Aim:
Copy every line from the data below in which the string "صحيح" can be found.

Stored dataset items:
━━━━━━━━

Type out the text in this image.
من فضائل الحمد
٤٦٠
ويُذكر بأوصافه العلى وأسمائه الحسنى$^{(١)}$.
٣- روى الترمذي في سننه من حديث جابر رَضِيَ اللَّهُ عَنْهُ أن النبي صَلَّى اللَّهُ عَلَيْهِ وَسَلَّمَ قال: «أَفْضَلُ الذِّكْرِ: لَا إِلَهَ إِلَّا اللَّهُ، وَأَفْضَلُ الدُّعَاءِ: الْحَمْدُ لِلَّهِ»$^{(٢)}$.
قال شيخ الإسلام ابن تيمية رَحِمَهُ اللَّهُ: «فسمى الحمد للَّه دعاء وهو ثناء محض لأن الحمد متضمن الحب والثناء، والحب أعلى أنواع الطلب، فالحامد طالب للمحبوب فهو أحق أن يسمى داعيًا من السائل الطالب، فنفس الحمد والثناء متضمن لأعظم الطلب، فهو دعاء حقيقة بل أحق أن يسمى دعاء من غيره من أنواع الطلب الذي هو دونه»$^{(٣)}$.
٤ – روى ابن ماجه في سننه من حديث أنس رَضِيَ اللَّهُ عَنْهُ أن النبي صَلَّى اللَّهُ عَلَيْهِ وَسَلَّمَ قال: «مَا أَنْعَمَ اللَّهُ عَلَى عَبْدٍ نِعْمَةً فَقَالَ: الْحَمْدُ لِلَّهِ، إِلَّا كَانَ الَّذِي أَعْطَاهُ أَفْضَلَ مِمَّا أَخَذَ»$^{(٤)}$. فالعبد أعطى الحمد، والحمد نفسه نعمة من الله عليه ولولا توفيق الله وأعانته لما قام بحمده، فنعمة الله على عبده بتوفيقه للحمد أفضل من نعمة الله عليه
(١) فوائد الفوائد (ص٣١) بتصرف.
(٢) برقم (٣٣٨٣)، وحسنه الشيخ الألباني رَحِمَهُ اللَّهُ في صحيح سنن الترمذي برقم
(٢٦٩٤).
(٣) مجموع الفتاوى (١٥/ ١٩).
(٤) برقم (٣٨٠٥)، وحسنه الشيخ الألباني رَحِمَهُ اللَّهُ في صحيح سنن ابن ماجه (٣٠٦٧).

━━━━━━━━

Written response:
(٢) برقم (٣٣٨٣)، وحسنه الشيخ الألباني رَحِمَهُ اللَّهُ في صحيح سنن الترمذي برقم
(٤) برقم (٣٨٠٥)، وحسنه الشيخ الألباني رَحِمَهُ اللَّهُ في صحيح سنن ابن ماجه (٣٠٦٧).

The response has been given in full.